Problem details: Sort through the entries below and pull out lines containing the word "google".

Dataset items

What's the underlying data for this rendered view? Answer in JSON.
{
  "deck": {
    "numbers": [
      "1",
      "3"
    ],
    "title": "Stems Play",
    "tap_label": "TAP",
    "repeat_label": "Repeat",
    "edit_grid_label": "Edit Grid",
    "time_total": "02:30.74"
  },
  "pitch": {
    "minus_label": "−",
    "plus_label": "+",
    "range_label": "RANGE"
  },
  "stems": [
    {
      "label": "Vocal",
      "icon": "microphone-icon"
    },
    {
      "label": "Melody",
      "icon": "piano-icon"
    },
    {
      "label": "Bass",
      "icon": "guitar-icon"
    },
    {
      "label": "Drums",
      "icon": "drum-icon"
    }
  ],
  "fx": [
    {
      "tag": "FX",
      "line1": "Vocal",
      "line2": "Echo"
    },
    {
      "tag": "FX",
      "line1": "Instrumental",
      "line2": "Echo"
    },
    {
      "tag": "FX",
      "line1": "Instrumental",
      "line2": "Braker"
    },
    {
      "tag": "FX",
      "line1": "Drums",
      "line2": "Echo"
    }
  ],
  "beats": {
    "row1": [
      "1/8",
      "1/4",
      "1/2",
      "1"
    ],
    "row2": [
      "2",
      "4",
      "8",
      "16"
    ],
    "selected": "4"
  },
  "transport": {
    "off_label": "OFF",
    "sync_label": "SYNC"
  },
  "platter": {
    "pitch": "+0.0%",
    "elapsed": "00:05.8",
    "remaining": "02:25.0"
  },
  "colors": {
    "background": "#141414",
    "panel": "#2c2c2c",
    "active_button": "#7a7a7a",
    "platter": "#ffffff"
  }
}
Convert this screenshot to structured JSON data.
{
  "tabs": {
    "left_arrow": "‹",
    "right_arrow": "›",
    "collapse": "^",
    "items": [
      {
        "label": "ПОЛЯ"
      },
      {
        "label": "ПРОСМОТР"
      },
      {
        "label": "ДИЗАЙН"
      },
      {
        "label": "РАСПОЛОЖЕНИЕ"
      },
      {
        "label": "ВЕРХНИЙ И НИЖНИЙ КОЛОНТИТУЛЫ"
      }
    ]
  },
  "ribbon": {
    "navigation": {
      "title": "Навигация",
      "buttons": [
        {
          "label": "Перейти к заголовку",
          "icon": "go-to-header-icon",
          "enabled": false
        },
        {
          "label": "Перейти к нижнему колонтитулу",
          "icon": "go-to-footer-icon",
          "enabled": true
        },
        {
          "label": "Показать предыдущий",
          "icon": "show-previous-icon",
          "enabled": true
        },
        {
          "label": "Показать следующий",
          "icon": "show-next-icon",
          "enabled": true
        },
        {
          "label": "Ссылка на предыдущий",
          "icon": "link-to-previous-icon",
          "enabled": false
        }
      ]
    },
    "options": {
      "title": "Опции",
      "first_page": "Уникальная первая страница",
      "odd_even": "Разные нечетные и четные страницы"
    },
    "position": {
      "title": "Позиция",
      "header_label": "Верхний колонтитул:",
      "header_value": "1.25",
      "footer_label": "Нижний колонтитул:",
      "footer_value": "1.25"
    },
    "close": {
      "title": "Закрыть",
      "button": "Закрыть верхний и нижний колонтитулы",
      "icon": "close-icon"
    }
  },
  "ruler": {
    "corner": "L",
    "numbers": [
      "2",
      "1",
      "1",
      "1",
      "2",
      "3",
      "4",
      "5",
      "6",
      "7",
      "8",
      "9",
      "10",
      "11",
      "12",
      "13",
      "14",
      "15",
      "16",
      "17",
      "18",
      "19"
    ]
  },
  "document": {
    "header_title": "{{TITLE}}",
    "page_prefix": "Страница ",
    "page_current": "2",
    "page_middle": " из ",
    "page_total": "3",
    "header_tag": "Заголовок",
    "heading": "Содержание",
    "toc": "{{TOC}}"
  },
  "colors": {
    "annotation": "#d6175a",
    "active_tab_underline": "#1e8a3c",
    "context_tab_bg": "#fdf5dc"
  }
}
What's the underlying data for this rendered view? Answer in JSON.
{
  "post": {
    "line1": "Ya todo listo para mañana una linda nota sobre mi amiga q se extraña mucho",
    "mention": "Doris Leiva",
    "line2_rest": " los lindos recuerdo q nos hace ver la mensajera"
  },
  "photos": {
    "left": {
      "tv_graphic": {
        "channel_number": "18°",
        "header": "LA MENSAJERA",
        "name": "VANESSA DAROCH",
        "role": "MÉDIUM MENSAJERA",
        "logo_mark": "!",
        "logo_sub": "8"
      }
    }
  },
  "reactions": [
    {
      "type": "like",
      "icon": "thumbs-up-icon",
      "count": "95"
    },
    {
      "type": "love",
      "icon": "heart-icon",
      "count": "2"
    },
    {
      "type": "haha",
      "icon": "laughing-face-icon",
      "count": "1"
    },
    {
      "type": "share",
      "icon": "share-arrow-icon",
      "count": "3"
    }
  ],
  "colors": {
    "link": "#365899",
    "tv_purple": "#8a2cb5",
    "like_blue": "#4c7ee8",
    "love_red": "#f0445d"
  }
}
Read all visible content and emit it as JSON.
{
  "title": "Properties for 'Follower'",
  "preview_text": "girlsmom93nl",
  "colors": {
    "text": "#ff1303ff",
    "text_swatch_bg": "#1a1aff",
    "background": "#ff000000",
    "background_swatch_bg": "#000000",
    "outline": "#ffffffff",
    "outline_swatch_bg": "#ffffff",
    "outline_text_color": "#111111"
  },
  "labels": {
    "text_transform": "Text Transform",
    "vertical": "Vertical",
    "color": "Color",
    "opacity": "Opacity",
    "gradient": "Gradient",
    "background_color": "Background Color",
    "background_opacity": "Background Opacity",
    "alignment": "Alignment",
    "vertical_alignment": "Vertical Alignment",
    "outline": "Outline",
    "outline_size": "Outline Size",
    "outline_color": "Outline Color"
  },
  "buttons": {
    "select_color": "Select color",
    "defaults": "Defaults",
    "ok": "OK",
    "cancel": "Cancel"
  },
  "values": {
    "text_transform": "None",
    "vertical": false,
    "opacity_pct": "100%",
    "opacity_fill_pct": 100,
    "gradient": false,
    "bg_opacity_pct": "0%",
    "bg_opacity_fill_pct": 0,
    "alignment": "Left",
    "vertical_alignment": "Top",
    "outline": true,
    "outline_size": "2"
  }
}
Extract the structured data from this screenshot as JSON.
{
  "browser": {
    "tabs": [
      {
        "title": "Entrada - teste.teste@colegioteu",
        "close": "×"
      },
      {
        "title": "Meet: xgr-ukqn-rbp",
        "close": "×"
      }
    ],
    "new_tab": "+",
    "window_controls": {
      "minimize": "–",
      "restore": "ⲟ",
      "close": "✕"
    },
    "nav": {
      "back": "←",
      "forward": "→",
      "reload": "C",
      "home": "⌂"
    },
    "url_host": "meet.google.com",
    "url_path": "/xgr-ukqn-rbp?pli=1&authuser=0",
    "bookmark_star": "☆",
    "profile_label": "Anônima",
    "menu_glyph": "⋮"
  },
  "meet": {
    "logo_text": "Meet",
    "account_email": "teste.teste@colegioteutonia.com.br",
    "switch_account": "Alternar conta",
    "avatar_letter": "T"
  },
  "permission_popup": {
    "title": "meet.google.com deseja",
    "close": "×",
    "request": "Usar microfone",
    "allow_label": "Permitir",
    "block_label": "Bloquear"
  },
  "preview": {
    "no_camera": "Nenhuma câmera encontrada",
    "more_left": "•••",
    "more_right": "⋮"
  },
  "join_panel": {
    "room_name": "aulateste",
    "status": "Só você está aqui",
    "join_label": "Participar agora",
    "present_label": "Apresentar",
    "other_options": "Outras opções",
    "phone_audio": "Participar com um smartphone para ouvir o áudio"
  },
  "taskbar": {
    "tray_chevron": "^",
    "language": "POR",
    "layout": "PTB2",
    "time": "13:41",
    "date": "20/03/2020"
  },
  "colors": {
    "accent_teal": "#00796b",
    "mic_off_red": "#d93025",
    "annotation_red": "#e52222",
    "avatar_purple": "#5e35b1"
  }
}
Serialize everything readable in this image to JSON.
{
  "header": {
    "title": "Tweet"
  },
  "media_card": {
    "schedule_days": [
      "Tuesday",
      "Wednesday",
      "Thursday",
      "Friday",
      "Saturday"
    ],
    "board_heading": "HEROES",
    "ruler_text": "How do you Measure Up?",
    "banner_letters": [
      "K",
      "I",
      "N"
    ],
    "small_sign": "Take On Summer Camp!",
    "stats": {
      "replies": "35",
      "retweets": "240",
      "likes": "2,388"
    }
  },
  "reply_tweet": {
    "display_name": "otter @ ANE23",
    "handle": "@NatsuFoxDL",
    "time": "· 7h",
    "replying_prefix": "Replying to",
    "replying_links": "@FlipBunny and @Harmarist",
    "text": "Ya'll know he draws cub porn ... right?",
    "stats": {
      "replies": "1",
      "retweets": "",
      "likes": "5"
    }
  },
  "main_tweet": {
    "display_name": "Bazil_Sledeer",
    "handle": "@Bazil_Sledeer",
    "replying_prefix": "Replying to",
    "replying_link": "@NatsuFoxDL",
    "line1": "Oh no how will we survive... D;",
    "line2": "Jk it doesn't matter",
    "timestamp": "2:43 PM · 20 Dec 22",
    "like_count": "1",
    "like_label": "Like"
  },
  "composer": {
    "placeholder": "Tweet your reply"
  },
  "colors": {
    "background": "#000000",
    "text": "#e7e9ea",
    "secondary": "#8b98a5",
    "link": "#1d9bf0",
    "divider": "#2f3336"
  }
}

Written response:
    "url_host": "meet.google.com",
    "title": "meet.google.com deseja",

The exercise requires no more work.